• GIVEN INFORMATION:

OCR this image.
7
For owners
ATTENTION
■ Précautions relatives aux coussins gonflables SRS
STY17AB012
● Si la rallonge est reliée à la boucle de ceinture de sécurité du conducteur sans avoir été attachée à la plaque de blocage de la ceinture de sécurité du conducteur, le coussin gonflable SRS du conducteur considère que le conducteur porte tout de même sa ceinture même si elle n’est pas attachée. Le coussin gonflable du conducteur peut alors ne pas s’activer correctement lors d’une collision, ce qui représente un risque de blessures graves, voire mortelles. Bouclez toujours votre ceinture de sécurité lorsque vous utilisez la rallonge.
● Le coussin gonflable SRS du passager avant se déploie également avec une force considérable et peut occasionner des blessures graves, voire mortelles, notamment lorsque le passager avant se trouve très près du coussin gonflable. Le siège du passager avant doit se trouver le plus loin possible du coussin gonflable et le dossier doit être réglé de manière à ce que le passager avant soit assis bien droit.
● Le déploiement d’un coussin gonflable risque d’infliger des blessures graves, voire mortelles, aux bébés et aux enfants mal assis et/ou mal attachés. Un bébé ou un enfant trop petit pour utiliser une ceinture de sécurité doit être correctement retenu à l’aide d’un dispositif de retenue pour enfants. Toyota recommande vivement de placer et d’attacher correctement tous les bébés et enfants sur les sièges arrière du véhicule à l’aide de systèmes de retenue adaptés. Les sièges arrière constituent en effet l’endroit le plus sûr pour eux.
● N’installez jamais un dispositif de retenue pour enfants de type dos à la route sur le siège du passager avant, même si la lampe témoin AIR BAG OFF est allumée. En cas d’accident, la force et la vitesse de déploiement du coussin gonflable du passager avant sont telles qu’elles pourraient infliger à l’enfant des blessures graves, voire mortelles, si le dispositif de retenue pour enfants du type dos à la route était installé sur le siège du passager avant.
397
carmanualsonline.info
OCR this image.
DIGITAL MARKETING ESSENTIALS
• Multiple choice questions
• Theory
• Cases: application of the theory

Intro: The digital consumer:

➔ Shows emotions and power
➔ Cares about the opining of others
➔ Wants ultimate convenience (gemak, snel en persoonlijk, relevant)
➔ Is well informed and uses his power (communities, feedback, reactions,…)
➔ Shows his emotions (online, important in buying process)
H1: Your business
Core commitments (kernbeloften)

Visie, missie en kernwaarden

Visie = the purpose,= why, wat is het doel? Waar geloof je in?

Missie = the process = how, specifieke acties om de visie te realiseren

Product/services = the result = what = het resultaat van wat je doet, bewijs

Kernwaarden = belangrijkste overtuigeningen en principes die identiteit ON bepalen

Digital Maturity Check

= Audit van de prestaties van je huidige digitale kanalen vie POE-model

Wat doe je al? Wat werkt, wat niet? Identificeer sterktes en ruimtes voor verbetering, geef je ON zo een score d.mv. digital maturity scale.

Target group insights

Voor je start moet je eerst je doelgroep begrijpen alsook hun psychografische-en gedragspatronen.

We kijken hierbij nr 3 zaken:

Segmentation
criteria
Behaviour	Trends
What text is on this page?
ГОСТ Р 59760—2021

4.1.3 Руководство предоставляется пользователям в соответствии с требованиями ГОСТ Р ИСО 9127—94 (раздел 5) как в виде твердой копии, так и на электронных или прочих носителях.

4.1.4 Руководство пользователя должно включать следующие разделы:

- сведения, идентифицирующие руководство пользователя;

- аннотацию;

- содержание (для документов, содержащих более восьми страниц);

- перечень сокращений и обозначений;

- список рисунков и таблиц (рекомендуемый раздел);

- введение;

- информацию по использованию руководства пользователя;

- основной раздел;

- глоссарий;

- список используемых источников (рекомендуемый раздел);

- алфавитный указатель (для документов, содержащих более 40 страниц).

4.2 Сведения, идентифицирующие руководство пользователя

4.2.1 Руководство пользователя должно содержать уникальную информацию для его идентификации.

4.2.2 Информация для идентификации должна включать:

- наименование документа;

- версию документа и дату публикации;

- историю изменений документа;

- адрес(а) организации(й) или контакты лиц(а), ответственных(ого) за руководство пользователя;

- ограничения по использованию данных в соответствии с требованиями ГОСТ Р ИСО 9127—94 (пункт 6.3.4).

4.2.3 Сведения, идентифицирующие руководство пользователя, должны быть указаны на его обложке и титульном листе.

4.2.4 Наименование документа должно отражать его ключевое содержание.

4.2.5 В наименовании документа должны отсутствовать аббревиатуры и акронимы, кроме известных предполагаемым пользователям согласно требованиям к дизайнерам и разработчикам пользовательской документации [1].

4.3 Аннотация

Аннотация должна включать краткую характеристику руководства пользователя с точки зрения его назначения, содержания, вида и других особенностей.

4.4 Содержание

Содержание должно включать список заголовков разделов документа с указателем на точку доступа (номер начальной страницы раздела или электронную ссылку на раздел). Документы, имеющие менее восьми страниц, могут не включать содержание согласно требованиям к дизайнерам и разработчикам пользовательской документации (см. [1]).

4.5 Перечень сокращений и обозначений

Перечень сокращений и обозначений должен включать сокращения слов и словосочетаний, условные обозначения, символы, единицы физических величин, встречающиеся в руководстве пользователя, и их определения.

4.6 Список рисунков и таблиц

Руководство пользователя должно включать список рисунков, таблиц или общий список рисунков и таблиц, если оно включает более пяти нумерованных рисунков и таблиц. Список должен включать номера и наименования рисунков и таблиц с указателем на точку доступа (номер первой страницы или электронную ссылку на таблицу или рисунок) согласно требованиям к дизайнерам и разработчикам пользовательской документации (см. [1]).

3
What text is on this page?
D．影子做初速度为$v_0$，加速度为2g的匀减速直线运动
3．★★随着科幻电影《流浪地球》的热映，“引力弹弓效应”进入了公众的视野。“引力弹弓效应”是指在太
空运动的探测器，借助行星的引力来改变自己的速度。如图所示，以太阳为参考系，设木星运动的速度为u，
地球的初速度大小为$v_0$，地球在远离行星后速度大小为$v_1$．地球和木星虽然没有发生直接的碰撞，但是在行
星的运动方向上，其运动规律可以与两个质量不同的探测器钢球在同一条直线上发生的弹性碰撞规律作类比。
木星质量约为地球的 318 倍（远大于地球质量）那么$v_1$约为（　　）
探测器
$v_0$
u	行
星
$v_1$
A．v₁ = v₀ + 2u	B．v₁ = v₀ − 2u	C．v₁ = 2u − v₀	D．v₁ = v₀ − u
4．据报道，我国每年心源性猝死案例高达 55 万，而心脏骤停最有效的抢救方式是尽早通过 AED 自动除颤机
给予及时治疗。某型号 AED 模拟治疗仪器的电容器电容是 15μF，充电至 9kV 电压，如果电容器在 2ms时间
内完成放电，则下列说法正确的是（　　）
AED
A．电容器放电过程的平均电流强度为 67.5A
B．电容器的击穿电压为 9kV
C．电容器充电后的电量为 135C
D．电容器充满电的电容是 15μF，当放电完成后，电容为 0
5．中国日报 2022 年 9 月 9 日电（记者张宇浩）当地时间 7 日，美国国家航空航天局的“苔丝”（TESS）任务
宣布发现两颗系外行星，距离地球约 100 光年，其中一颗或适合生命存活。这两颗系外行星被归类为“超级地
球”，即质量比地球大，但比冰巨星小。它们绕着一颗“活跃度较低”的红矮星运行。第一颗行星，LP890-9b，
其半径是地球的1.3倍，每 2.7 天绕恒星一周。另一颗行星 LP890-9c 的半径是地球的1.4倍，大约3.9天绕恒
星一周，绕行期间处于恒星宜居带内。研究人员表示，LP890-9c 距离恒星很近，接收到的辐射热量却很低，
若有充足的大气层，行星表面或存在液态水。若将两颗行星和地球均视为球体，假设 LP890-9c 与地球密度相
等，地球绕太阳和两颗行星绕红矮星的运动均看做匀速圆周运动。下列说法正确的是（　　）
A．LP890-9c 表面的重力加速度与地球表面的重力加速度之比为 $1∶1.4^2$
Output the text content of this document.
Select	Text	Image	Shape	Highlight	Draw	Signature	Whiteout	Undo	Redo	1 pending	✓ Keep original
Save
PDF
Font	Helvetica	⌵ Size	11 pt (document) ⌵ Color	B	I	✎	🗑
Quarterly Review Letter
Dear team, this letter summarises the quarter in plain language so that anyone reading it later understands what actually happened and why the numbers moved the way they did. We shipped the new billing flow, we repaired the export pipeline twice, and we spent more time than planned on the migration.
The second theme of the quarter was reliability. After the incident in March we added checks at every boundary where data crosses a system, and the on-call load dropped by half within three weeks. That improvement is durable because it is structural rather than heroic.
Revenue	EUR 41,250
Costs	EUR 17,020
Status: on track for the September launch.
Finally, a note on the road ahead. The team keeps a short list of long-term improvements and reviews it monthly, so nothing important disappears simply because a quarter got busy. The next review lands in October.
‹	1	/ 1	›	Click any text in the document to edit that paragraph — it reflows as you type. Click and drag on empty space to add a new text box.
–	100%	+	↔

• WHAT IS NEEDED:
Return all lines of the material above in which the word "должны" occurs.

• FINISHED TASK:
4.2.3 Сведения, идентифицирующие руководство пользователя, должны быть указаны на его обложке и титульном листе.
4.2.5 В наименовании документа должны отсутствовать аббревиатуры и акронимы, кроме известных предполагаемым пользователям согласно требованиям к дизайнерам и разработчикам пользовательской документации [1].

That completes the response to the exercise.